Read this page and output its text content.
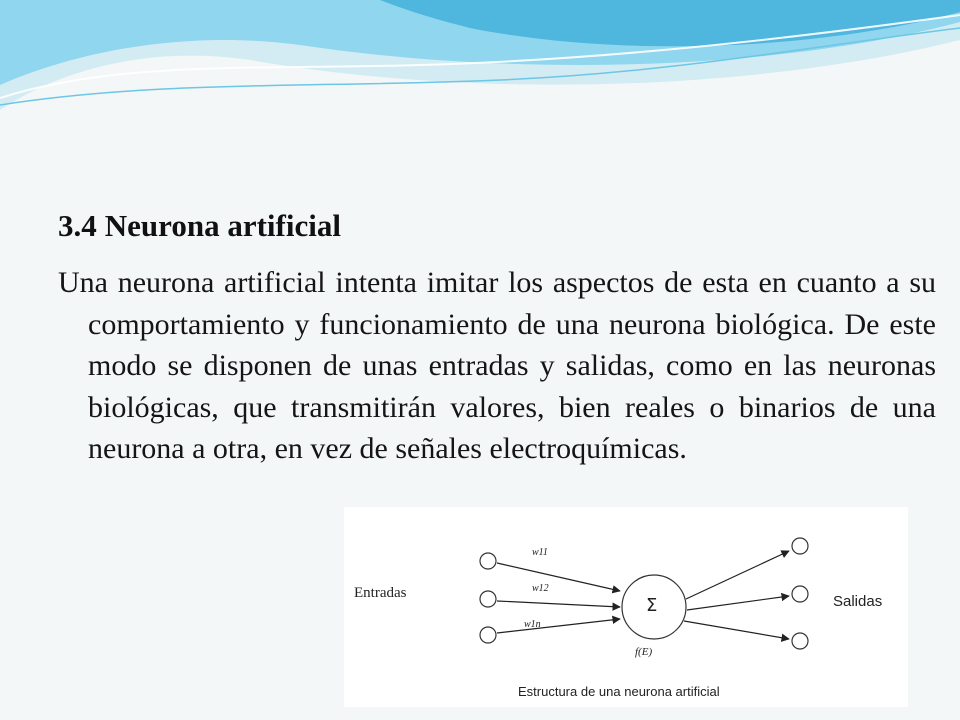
3.4 Neurona artificial

Una neurona artificial intenta imitar los aspectos de esta en cuanto a su comportamiento y funcionamiento de una neurona biológica. De este modo se disponen de unas entradas y salidas, como en las neuronas biológicas, que transmitirán valores, bien reales o binarios de una neurona a otra, en vez de señales electroquímicas.

Entradas	Salidas
w11
w12
w1n
Σ
f(E)
Estructura de una neurona artificial
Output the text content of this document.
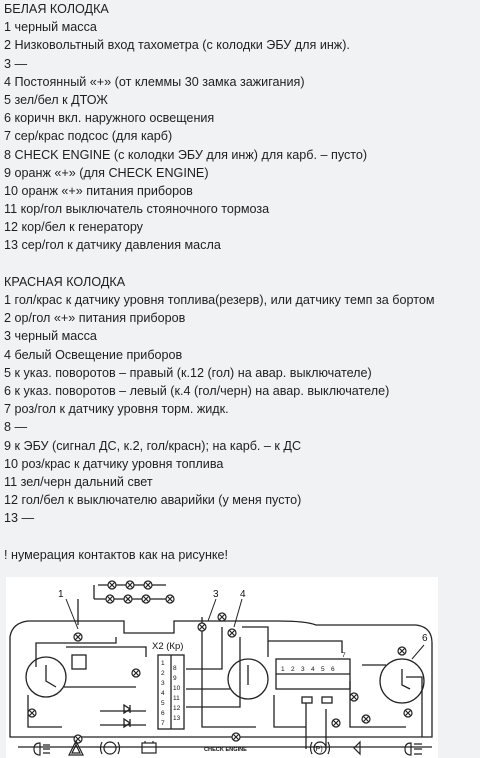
БЕЛАЯ КОЛОДКА
1 черный масса
2 Низковольтный вход тахометра (с колодки ЭБУ для инж).
3 —
4 Постоянный «+» (от клеммы 30 замка зажигания)
5 зел/бел к ДТОЖ
6 коричн вкл. наружного освещения
7 сер/крас подсос (для карб)
8 CHECK ENGINE (с колодки ЭБУ для инж) для карб. – пусто)
9 оранж «+» (для CHECK ENGINE)
10 оранж «+» питания приборов
11 кор/гол выключатель стояночного тормоза
12 кор/бел к генератору
13 сер/гол к датчику давления масла
КРАСНАЯ КОЛОДКА
1 гол/крас к датчику уровня топлива(резерв), или датчику темп за бортом
2 ор/гол «+» питания приборов
3 черный масса
4 белый Освещение приборов
5 к указ. поворотов – правый (к.12 (гол) на авар. выключателе)
6 к указ. поворотов – левый (к.4 (гол/черн) на авар. выключателе)
7 роз/гол к датчику уровня торм. жидк.
8 —
9 к ЭБУ (сигнал ДС, к.2, гол/красн); на карб. – к ДС
10 роз/крас к датчику уровня топлива
11 зел/черн дальний свет
12 гол/бел к выключателю аварийки (у меня пусто)
13 —
! нумерация контактов как на рисунке!
1	3 4
6
X2 (Кр)
1
2
3
4
5
6
7
8
9
10
11
12
13
1 2 3 4 5 6
7
(P)
CHECK ENGINE
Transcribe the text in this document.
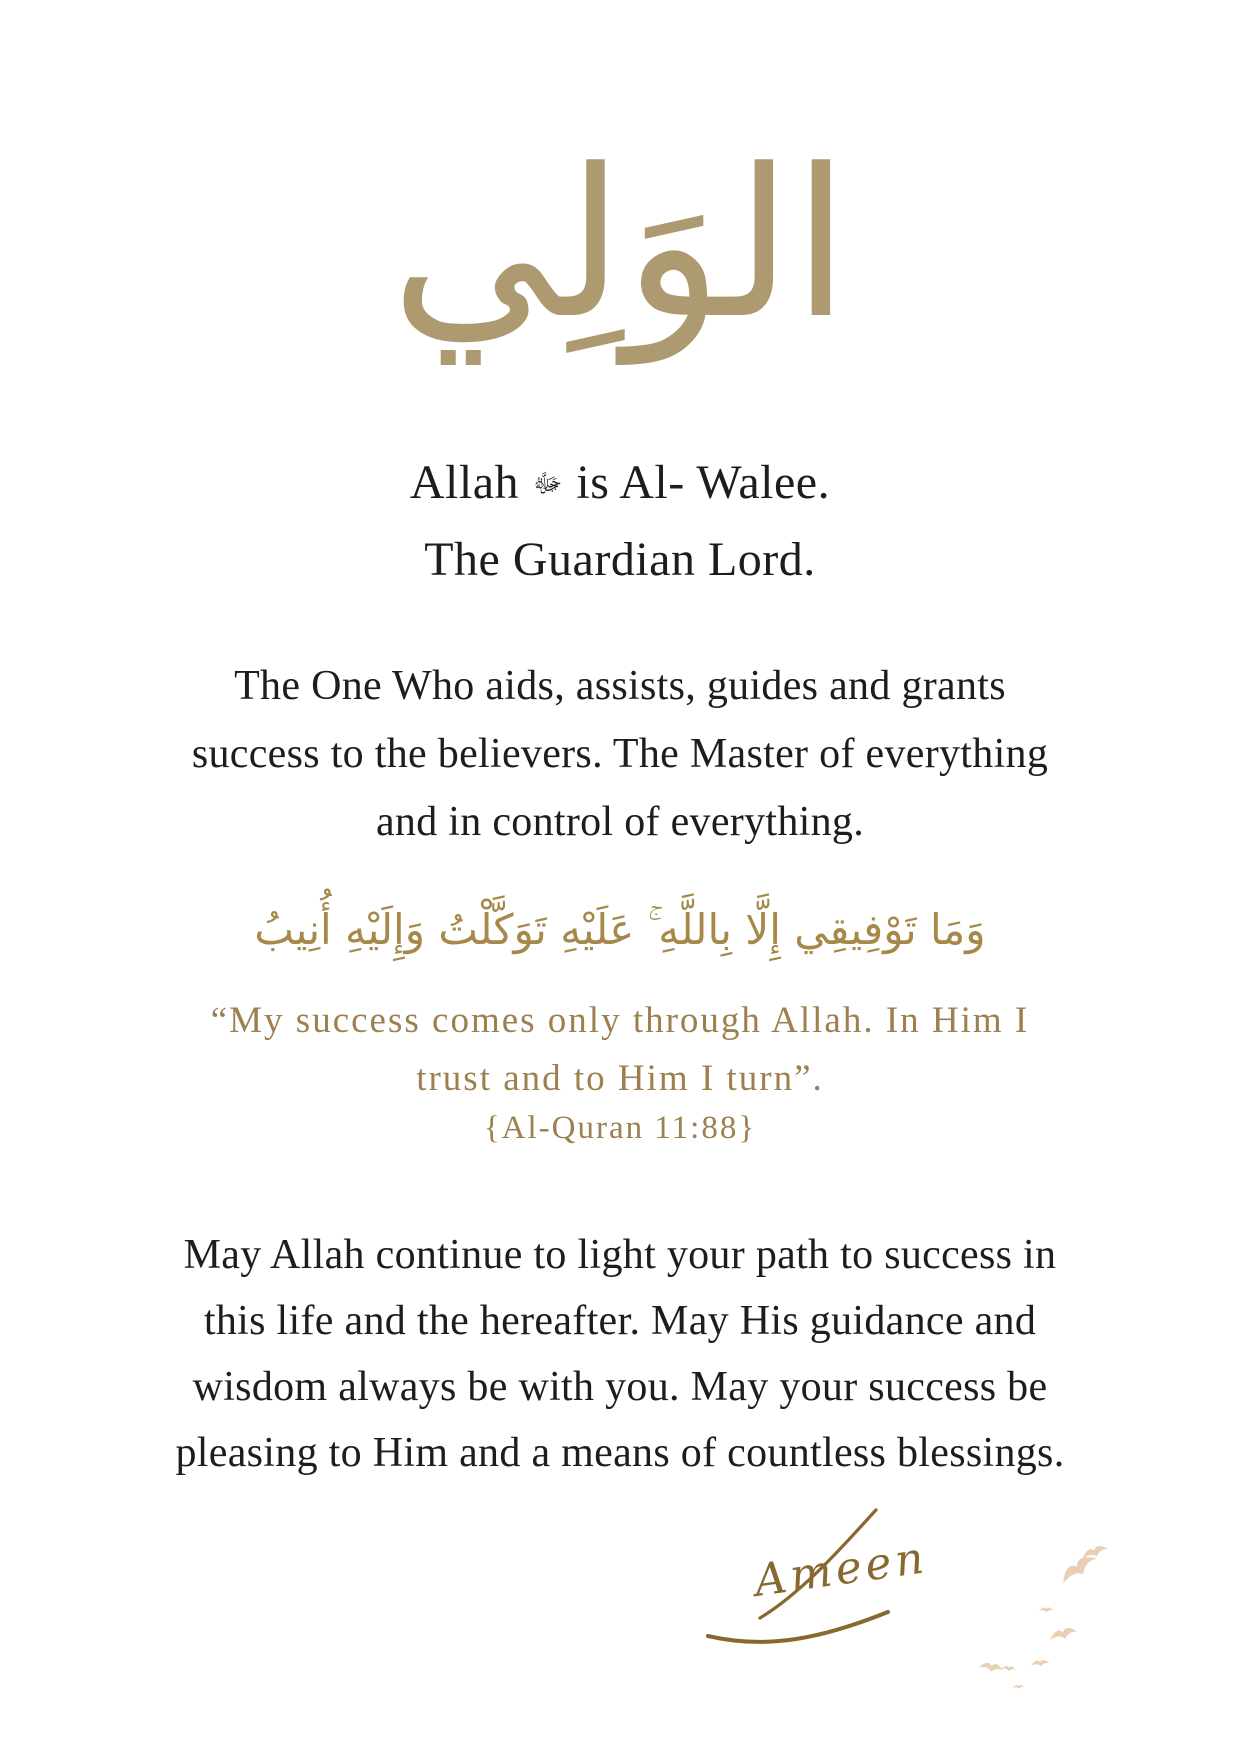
الوَلِي
Allah ﷻ is Al- Walee.
The Guardian Lord.
The One Who aids, assists, guides and grants
success to the believers. The Master of everything
and in control of everything.
وَمَا تَوْفِيقِي إِلَّا بِاللَّهِ ۚ عَلَيْهِ تَوَكَّلْتُ وَإِلَيْهِ أُنِيبُ
“My success comes only through Allah. In Him I
trust and to Him I turn”.
{Al-Quran 11:88}
May Allah continue to light your path to success in
this life and the hereafter. May His guidance and
wisdom always be with you. May your success be
pleasing to Him and a means of countless blessings.
Ameen
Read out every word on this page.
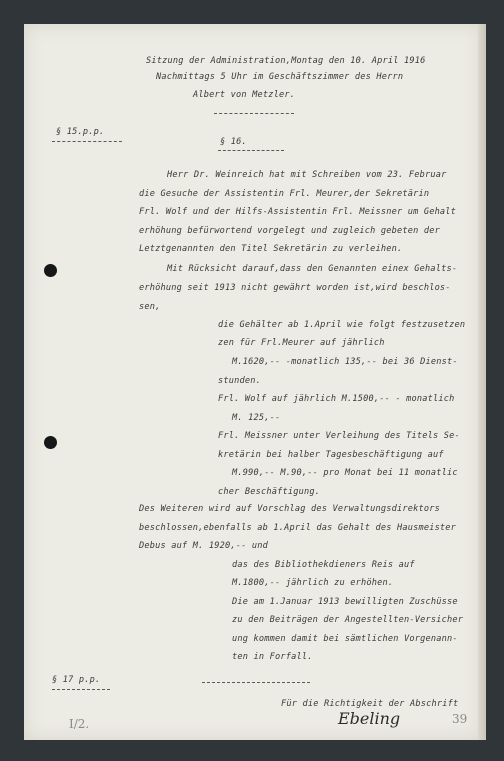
Sitzung der Administration,Montag den 10. April 1916
Nachmittags 5 Uhr im Geschäftszimmer des Herrn
Albert von Metzler.
§ 15.p.p.
§ 16.
Herr Dr. Weinreich hat mit Schreiben vom 23. Februar
die Gesuche der Assistentin Frl. Meurer,der Sekretärin
Frl. Wolf und der Hilfs-Assistentin Frl. Meissner um Gehalt
erhöhung befürwortend vorgelegt und zugleich gebeten der
Letztgenannten den Titel Sekretärin zu verleihen.
Mit Rücksicht darauf,dass den Genannten einex Gehalts-
erhöhung seit 1913 nicht gewährt worden ist,wird beschlos-
sen,
die Gehälter ab 1.April wie folgt festzusetzen
zen für Frl.Meurer auf jährlich
M.1620,-- -monatlich 135,-- bei 36 Dienst-
stunden.
Frl. Wolf auf jährlich M.1500,-- - monatlich
M. 125,--
Frl. Meissner unter Verleihung des Titels Se-
kretärin bei halber Tagesbeschäftigung auf
M.990,-- M.90,-- pro Monat bei 11 monatlic
cher Beschäftigung.
Des Weiteren wird auf Vorschlag des Verwaltungsdirektors
beschlossen,ebenfalls ab 1.April das Gehalt des Hausmeister
Debus auf M. 1920,-- und
das des Bibliothekdieners Reis auf
M.1800,-- jährlich zu erhöhen.
Die am 1.Januar 1913 bewilligten Zuschüsse
zu den Beiträgen der Angestellten-Versicher
ung kommen damit bei sämtlichen Vorgenann-
ten in Forfall.
§ 17 p.p.
Für die Richtigkeit der Abschrift
Ebeling
I/2.	39
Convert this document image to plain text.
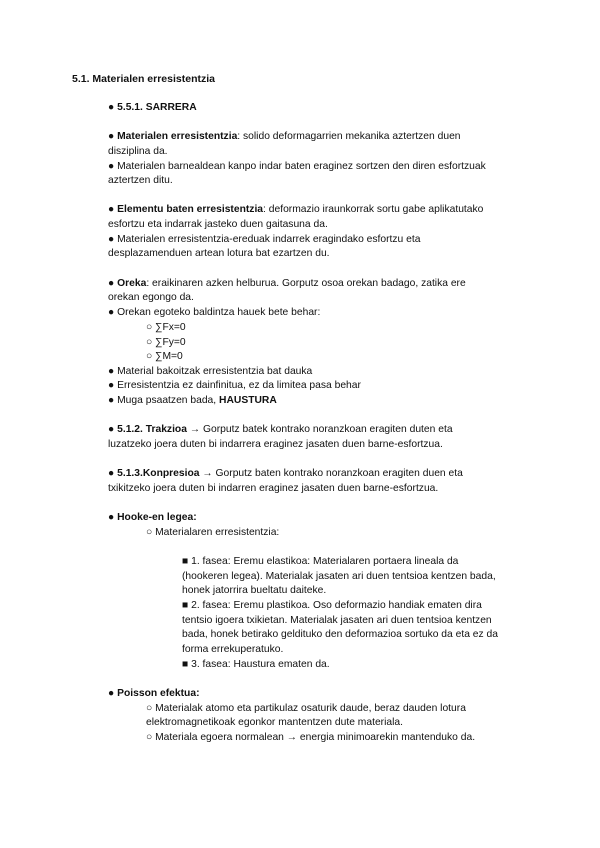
5.1. Materialen erresistentzia
● 5.5.1. SARRERA
● Materialen erresistentzia: solido deformagarrien mekanika aztertzen duen
disziplina da.
● Materialen barnealdean kanpo indar baten eraginez sortzen den diren esfortzuak
aztertzen ditu.
● Elementu baten erresistentzia: deformazio iraunkorrak sortu gabe aplikatutako
esfortzu eta indarrak jasteko duen gaitasuna da.
● Materialen erresistentzia-ereduak indarrek eragindako esfortzu eta
desplazamenduen artean lotura bat ezartzen du.
● Oreka: eraikinaren azken helburua. Gorputz osoa orekan badago, zatika ere
orekan egongo da.
● Orekan egoteko baldintza hauek bete behar:
○ ∑Fx=0
○ ∑Fy=0
○ ∑M=0
● Material bakoitzak erresistentzia bat dauka
● Erresistentzia ez dainfinitua, ez da limitea pasa behar
● Muga psaatzen bada, HAUSTURA
● 5.1.2. Trakzioa → Gorputz batek kontrako noranzkoan eragiten duten eta
luzatzeko joera duten bi indarrera eraginez jasaten duen barne-esfortzua.
● 5.1.3.Konpresioa → Gorputz baten kontrako noranzkoan eragiten duen eta
txikitzeko joera duten bi indarren eraginez jasaten duen barne-esfortzua.
● Hooke-en legea:
○ Materialaren erresistentzia:
■ 1. fasea: Eremu elastikoa: Materialaren portaera lineala da
(hookeren legea). Materialak jasaten ari duen tentsioa kentzen bada,
honek jatorrira bueltatu daiteke.
■ 2. fasea: Eremu plastikoa. Oso deformazio handiak ematen dira
tentsio igoera txikietan. Materialak jasaten ari duen tentsioa kentzen
bada, honek betirako geldituko den deformazioa sortuko da eta ez da
forma errekuperatuko.
■ 3. fasea: Haustura ematen da.
● Poisson efektua:
○ Materialak atomo eta partikulaz osaturik daude, beraz dauden lotura
elektromagnetikoak egonkor mantentzen dute materiala.
○ Materiala egoera normalean → energia minimoarekin mantenduko da.
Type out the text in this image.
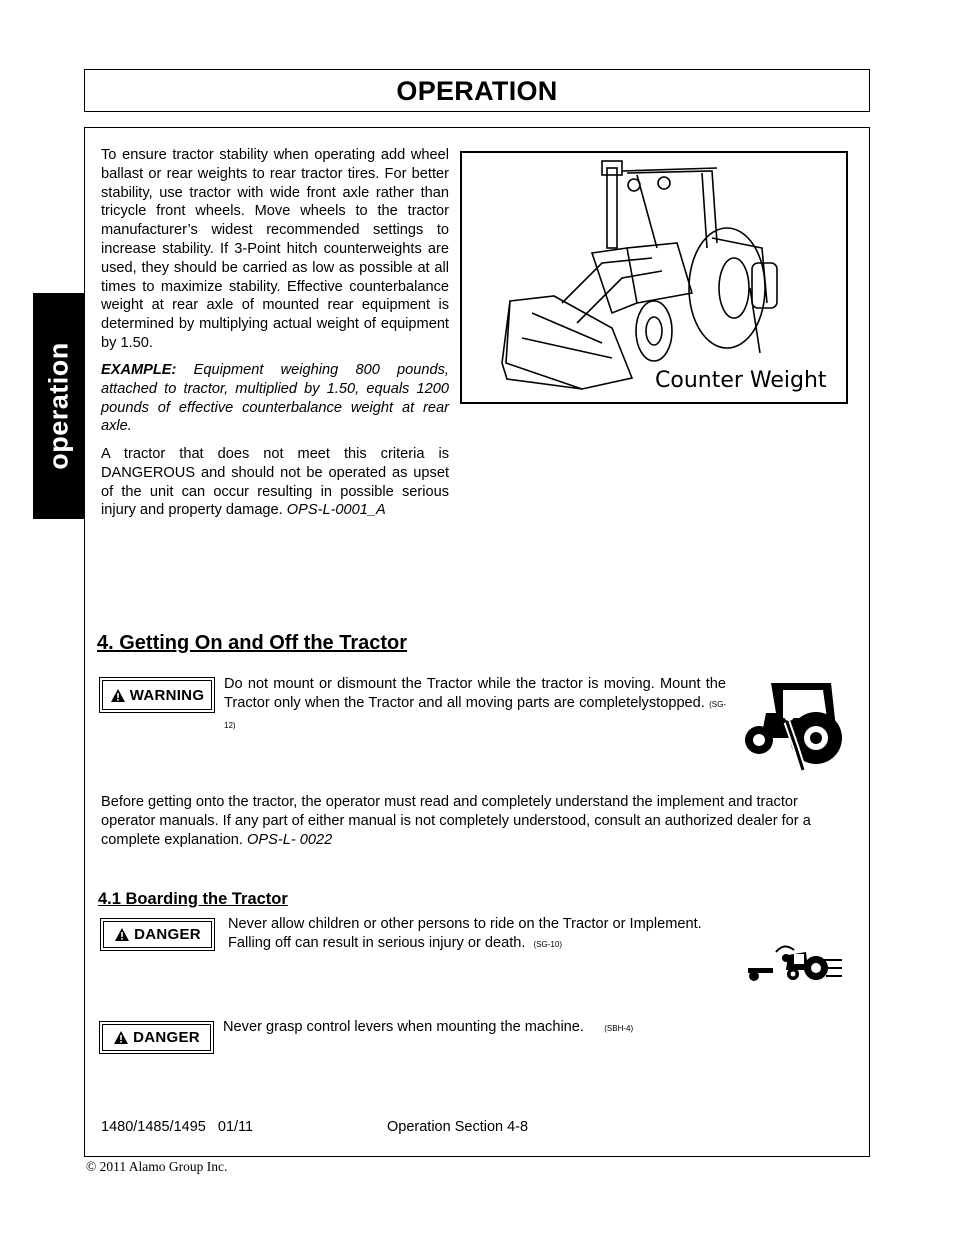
OPERATION
operation
To ensure tractor stability when operating add wheel ballast or rear weights to rear tractor tires. For better stability, use tractor with wide front axle rather than tricycle front wheels. Move wheels to the tractor manufacturer’s widest recommended settings to increase stability. If 3-Point hitch counterweights are used, they should be carried as low as possible at all times to maximize stability. Effective counterbalance weight at rear axle of mounted rear equipment is determined by multiplying actual weight of equipment by 1.50.
EXAMPLE: Equipment weighing 800 pounds, attached to tractor, multiplied by 1.50, equals 1200 pounds of effective counterbalance weight at rear axle.
A tractor that does not meet this criteria is DANGEROUS and should not be operated as upset of the unit can occur resulting in possible serious injury and property damage. OPS-L-0001_A
Counter Weight
4. Getting On and Off the Tractor
WARNING
Do not mount or dismount the Tractor while the tractor is moving. Mount the Tractor only when the Tractor and all moving parts are completelystopped. (SG-12)
Before getting onto the tractor, the operator must read and completely understand the implement and tractor operator manuals. If any part of either manual is not completely understood, consult an authorized dealer for a complete explanation. OPS-L- 0022
4.1 Boarding the Tractor
DANGER
Never allow children or other persons to ride on the Tractor or Implement.
Falling off can result in serious injury or death. (SG-10)
DANGER
Never grasp control levers when mounting the machine.	(SBH-4)
1480/1485/1495   01/11	Operation Section 4-8
© 2011 Alamo Group Inc.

= = = =

__TASK__: Replicate the material above verbatim; images stay out of the copy.

__SOLUTION TO THIS EXERCISE__:
Read this page and output its text content.
3.4 Neurona artificial

Una neurona artificial intenta imitar los aspectos de esta en cuanto a su comportamiento y funcionamiento de una neurona biológica. De este modo se disponen de unas entradas y salidas, como en las neuronas biológicas, que transmitirán valores, bien reales o binarios de una neurona a otra, en vez de señales electroquímicas.

Entradas	Salidas
w11
w12
w1n
Σ
f(E)
Estructura de una neurona artificial
Output the text content of this document.
БЕЛАЯ КОЛОДКА
1 черный масса
2 Низковольтный вход тахометра (с колодки ЭБУ для инж).
3 —
4 Постоянный «+» (от клеммы 30 замка зажигания)
5 зел/бел к ДТОЖ
6 коричн вкл. наружного освещения
7 сер/крас подсос (для карб)
8 CHECK ENGINE (с колодки ЭБУ для инж) для карб. – пусто)
9 оранж «+» (для CHECK ENGINE)
10 оранж «+» питания приборов
11 кор/гол выключатель стояночного тормоза
12 кор/бел к генератору
13 сер/гол к датчику давления масла
КРАСНАЯ КОЛОДКА
1 гол/крас к датчику уровня топлива(резерв), или датчику темп за бортом
2 ор/гол «+» питания приборов
3 черный масса
4 белый Освещение приборов
5 к указ. поворотов – правый (к.12 (гол) на авар. выключателе)
6 к указ. поворотов – левый (к.4 (гол/черн) на авар. выключателе)
7 роз/гол к датчику уровня торм. жидк.
8 —
9 к ЭБУ (сигнал ДС, к.2, гол/красн); на карб. – к ДС
10 роз/крас к датчику уровня топлива
11 зел/черн дальний свет
12 гол/бел к выключателю аварийки (у меня пусто)
13 —
! нумерация контактов как на рисунке!
1	3 4
6
X2 (Кр)
1
2
3
4
5
6
7
8
9
10
11
12
13
1 2 3 4 5 6
7
(P)
CHECK ENGINE
Transcribe the text in this document.
الوَلِي
Allah ﷻ is Al- Walee.
The Guardian Lord.
The One Who aids, assists, guides and grants
success to the believers. The Master of everything
and in control of everything.
وَمَا تَوْفِيقِي إِلَّا بِاللَّهِ ۚ عَلَيْهِ تَوَكَّلْتُ وَإِلَيْهِ أُنِيبُ
“My success comes only through Allah. In Him I
trust and to Him I turn”.
{Al-Quran 11:88}
May Allah continue to light your path to success in
this life and the hereafter. May His guidance and
wisdom always be with you. May your success be
pleasing to Him and a means of countless blessings.
Ameen
Read out every word on this page.
Sitzung der Administration,Montag den 10. April 1916
Nachmittags 5 Uhr im Geschäftszimmer des Herrn
Albert von Metzler.
§ 15.p.p.
§ 16.
Herr Dr. Weinreich hat mit Schreiben vom 23. Februar
die Gesuche der Assistentin Frl. Meurer,der Sekretärin
Frl. Wolf und der Hilfs-Assistentin Frl. Meissner um Gehalt
erhöhung befürwortend vorgelegt und zugleich gebeten der
Letztgenannten den Titel Sekretärin zu verleihen.
Mit Rücksicht darauf,dass den Genannten einex Gehalts-
erhöhung seit 1913 nicht gewährt worden ist,wird beschlos-
sen,
die Gehälter ab 1.April wie folgt festzusetzen
zen für Frl.Meurer auf jährlich
M.1620,-- -monatlich 135,-- bei 36 Dienst-
stunden.
Frl. Wolf auf jährlich M.1500,-- - monatlich
M. 125,--
Frl. Meissner unter Verleihung des Titels Se-
kretärin bei halber Tagesbeschäftigung auf
M.990,-- M.90,-- pro Monat bei 11 monatlic
cher Beschäftigung.
Des Weiteren wird auf Vorschlag des Verwaltungsdirektors
beschlossen,ebenfalls ab 1.April das Gehalt des Hausmeister
Debus auf M. 1920,-- und
das des Bibliothekdieners Reis auf
M.1800,-- jährlich zu erhöhen.
Die am 1.Januar 1913 bewilligten Zuschüsse
zu den Beiträgen der Angestellten-Versicher
ung kommen damit bei sämtlichen Vorgenann-
ten in Forfall.
§ 17 p.p.
Für die Richtigkeit der Abschrift
Ebeling
I/2.	39
Convert this document image to plain text.
5.1. Materialen erresistentzia
● 5.5.1. SARRERA
● Materialen erresistentzia: solido deformagarrien mekanika aztertzen duen
disziplina da.
● Materialen barnealdean kanpo indar baten eraginez sortzen den diren esfortzuak
aztertzen ditu.
● Elementu baten erresistentzia: deformazio iraunkorrak sortu gabe aplikatutako
esfortzu eta indarrak jasteko duen gaitasuna da.
● Materialen erresistentzia-ereduak indarrek eragindako esfortzu eta
desplazamenduen artean lotura bat ezartzen du.
● Oreka: eraikinaren azken helburua. Gorputz osoa orekan badago, zatika ere
orekan egongo da.
● Orekan egoteko baldintza hauek bete behar:
○ ∑Fx=0
○ ∑Fy=0
○ ∑M=0
● Material bakoitzak erresistentzia bat dauka
● Erresistentzia ez dainfinitua, ez da limitea pasa behar
● Muga psaatzen bada, HAUSTURA
● 5.1.2. Trakzioa → Gorputz batek kontrako noranzkoan eragiten duten eta
luzatzeko joera duten bi indarrera eraginez jasaten duen barne-esfortzua.
● 5.1.3.Konpresioa → Gorputz baten kontrako noranzkoan eragiten duen eta
txikitzeko joera duten bi indarren eraginez jasaten duen barne-esfortzua.
● Hooke-en legea:
○ Materialaren erresistentzia:
■ 1. fasea: Eremu elastikoa: Materialaren portaera lineala da
(hookeren legea). Materialak jasaten ari duen tentsioa kentzen bada,
honek jatorrira bueltatu daiteke.
■ 2. fasea: Eremu plastikoa. Oso deformazio handiak ematen dira
tentsio igoera txikietan. Materialak jasaten ari duen tentsioa kentzen
bada, honek betirako geldituko den deformazioa sortuko da eta ez da
forma errekuperatuko.
■ 3. fasea: Haustura ematen da.
● Poisson efektua:
○ Materialak atomo eta partikulaz osaturik daude, beraz dauden lotura
elektromagnetikoak egonkor mantentzen dute materiala.
○ Materiala egoera normalean → energia minimoarekin mantenduko da.
Type out the text in this image.
OPERATION
operation
To ensure tractor stability when operating add wheel ballast or rear weights to rear tractor tires. For better stability, use tractor with wide front axle rather than tricycle front wheels. Move wheels to the tractor manufacturer’s widest recommended settings to increase stability. If 3-Point hitch counterweights are used, they should be carried as low as possible at all times to maximize stability. Effective counterbalance weight at rear axle of mounted rear equipment is determined by multiplying actual weight of equipment by 1.50.
EXAMPLE: Equipment weighing 800 pounds, attached to tractor, multiplied by 1.50, equals 1200 pounds of effective counterbalance weight at rear axle.
A tractor that does not meet this criteria is DANGEROUS and should not be operated as upset of the unit can occur resulting in possible serious injury and property damage. OPS-L-0001_A
Counter Weight
4. Getting On and Off the Tractor
WARNING
Do not mount or dismount the Tractor while the tractor is moving. Mount the Tractor only when the Tractor and all moving parts are completelystopped. (SG-12)
Before getting onto the tractor, the operator must read and completely understand the implement and tractor operator manuals. If any part of either manual is not completely understood, consult an authorized dealer for a complete explanation. OPS-L- 0022
4.1 Boarding the Tractor
DANGER
Never allow children or other persons to ride on the Tractor or Implement.
Falling off can result in serious injury or death. (SG-10)
DANGER
Never grasp control levers when mounting the machine.	(SBH-4)
1480/1485/1495   01/11	Operation Section 4-8
© 2011 Alamo Group Inc.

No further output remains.